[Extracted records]
########

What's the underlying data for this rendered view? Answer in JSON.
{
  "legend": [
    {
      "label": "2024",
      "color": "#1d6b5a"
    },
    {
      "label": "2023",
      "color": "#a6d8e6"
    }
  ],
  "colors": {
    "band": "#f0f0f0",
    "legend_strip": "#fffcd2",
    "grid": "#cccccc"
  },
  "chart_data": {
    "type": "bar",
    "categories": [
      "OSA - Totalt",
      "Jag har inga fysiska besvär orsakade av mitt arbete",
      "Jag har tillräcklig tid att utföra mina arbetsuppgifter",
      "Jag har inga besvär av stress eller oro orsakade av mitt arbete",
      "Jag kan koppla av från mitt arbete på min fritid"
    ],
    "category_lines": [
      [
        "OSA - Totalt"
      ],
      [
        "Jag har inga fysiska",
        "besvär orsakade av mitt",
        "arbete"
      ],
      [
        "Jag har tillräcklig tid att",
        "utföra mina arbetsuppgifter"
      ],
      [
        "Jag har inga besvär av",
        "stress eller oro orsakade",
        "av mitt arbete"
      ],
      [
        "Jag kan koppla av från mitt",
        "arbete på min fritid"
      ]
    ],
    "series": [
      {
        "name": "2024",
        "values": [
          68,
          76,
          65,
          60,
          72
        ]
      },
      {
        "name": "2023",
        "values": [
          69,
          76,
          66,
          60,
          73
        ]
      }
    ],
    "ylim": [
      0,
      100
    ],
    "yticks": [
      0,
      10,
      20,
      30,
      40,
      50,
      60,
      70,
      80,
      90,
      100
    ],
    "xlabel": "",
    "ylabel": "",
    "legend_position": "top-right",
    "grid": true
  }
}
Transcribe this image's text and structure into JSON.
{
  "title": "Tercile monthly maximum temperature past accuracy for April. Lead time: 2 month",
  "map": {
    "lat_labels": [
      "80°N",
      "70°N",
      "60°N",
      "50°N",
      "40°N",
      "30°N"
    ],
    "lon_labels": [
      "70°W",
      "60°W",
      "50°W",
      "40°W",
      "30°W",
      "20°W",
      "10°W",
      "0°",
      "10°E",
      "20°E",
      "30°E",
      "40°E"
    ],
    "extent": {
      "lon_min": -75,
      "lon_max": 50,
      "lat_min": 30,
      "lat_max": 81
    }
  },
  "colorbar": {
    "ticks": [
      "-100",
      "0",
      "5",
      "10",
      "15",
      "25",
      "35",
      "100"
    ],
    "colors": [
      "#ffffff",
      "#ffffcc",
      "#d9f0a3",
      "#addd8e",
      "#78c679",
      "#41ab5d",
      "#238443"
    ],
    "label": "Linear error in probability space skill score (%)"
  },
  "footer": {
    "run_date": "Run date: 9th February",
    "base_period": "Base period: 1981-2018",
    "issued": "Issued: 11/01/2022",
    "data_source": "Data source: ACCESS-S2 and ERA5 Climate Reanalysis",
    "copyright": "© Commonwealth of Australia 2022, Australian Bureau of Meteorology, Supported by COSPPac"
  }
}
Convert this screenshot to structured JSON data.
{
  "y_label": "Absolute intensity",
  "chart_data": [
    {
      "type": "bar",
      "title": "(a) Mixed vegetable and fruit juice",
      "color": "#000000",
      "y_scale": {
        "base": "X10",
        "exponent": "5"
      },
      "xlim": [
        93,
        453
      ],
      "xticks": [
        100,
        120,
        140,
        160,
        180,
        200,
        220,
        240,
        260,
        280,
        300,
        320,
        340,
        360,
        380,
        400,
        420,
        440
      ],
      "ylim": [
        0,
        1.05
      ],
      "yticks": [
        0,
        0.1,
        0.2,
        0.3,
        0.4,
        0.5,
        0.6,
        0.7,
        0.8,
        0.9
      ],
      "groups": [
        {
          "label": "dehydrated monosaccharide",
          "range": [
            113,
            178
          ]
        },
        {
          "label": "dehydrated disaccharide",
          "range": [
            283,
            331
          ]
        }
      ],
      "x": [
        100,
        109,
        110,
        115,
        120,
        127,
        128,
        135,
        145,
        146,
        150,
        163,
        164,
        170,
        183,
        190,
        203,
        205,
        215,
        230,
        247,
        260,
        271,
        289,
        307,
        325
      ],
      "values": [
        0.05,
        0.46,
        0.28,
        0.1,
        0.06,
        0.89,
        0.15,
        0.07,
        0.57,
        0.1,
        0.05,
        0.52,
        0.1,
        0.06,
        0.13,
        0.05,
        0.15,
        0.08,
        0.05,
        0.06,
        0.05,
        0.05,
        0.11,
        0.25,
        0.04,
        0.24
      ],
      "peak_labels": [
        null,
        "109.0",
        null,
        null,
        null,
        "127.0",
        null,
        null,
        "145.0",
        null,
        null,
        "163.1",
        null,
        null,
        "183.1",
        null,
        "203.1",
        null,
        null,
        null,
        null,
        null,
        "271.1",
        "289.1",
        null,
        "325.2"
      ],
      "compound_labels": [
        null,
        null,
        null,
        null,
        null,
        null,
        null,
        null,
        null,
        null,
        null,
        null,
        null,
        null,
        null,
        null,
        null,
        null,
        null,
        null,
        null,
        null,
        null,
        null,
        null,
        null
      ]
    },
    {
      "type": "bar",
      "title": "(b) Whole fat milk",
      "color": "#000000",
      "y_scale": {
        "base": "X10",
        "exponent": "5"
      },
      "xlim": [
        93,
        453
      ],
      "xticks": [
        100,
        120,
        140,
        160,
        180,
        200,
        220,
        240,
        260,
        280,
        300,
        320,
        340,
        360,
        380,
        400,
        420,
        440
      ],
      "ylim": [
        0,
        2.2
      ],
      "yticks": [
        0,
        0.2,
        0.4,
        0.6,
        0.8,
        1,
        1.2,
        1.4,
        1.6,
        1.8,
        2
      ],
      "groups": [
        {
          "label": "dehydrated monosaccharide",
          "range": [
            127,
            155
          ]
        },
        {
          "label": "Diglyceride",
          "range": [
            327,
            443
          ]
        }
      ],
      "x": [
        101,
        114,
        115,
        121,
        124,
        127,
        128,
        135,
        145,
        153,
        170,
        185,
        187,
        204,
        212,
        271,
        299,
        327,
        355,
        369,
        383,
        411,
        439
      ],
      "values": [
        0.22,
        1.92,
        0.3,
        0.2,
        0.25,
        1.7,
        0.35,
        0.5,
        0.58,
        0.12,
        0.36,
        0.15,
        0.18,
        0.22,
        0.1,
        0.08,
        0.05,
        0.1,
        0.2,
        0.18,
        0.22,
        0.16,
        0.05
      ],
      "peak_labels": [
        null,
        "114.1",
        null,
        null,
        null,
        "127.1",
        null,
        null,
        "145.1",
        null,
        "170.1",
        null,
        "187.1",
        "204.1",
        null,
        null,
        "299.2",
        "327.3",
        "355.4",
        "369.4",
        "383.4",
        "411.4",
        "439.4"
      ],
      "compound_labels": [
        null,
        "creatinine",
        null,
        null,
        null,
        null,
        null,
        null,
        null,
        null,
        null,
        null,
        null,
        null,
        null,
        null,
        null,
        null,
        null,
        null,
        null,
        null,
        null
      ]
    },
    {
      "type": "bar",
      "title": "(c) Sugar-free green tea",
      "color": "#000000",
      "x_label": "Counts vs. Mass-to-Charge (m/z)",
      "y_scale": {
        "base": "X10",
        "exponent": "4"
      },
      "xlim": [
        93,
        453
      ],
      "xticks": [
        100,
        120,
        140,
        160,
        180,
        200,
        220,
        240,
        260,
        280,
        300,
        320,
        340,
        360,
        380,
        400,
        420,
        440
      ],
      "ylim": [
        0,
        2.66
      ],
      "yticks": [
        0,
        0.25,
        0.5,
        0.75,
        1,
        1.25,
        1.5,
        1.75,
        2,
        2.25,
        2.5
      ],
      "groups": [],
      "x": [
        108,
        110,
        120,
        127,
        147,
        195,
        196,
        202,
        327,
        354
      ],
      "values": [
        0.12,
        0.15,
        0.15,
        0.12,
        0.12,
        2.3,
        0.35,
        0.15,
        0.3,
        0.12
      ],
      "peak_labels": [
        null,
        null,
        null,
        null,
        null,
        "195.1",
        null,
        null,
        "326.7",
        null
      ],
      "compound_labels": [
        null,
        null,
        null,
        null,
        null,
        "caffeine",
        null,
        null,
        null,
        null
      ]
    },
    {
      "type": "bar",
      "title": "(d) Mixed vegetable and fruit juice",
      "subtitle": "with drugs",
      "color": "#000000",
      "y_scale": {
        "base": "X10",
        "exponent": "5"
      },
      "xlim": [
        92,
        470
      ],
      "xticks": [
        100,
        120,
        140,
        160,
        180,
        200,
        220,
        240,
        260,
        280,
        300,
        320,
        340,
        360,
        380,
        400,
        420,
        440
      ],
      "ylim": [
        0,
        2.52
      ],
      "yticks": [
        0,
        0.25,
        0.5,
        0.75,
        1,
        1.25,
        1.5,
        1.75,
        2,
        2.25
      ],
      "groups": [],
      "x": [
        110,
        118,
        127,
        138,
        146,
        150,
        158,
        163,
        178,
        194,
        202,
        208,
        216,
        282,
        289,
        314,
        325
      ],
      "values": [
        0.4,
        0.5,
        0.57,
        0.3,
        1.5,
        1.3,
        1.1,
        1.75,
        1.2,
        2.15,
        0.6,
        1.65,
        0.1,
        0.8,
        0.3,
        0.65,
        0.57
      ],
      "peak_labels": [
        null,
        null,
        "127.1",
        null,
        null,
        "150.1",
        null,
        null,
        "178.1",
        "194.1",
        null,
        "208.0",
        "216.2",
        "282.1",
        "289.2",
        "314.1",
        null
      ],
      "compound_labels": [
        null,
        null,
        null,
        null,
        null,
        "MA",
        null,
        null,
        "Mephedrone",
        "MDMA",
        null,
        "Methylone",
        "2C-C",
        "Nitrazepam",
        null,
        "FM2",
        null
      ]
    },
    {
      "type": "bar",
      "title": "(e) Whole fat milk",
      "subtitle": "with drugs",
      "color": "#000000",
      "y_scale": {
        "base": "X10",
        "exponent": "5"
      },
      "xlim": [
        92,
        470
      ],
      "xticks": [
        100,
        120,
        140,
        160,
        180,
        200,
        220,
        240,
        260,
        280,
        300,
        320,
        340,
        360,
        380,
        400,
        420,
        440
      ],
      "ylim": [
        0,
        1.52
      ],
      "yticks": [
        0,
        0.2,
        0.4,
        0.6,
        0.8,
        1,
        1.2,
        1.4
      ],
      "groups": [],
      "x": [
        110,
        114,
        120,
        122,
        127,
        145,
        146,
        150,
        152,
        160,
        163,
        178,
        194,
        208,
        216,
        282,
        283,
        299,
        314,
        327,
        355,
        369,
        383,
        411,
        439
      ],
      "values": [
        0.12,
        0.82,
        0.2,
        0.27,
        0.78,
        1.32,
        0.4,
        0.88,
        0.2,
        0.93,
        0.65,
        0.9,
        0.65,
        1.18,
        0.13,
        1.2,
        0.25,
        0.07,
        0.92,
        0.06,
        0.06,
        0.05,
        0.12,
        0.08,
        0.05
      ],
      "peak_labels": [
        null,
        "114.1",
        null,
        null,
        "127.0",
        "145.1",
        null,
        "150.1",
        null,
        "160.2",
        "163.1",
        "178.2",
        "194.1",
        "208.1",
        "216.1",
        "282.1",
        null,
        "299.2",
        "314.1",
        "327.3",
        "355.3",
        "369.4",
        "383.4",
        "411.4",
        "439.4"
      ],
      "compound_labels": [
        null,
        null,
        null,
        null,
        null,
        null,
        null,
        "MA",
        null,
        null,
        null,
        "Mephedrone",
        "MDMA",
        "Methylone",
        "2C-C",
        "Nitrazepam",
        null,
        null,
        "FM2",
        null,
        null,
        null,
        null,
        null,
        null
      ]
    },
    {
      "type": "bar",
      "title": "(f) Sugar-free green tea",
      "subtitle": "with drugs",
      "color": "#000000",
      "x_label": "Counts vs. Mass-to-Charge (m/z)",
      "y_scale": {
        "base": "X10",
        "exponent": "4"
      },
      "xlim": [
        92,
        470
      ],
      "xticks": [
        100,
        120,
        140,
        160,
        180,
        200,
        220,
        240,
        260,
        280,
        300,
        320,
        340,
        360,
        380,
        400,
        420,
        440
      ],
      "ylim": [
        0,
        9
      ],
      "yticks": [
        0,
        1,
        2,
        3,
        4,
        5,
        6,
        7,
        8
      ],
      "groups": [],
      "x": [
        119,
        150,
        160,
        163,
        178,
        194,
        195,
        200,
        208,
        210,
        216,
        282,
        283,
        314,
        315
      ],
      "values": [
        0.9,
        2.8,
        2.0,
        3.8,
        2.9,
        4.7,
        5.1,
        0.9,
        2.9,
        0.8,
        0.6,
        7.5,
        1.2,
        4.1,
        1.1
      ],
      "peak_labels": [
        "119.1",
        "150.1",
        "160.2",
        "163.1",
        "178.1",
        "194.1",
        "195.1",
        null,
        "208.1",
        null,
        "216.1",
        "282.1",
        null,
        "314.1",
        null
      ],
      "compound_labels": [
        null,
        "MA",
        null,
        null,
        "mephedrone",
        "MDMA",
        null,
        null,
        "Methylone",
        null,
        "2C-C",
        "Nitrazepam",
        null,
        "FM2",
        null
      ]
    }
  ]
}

########

■ Stated exercise: Which lines include the word "tillräcklig"? Copy every one of them.

■ Solution to this exercise:
      "Jag har tillräcklig tid att utföra mina arbetsuppgifter",
        "Jag har tillräcklig tid att",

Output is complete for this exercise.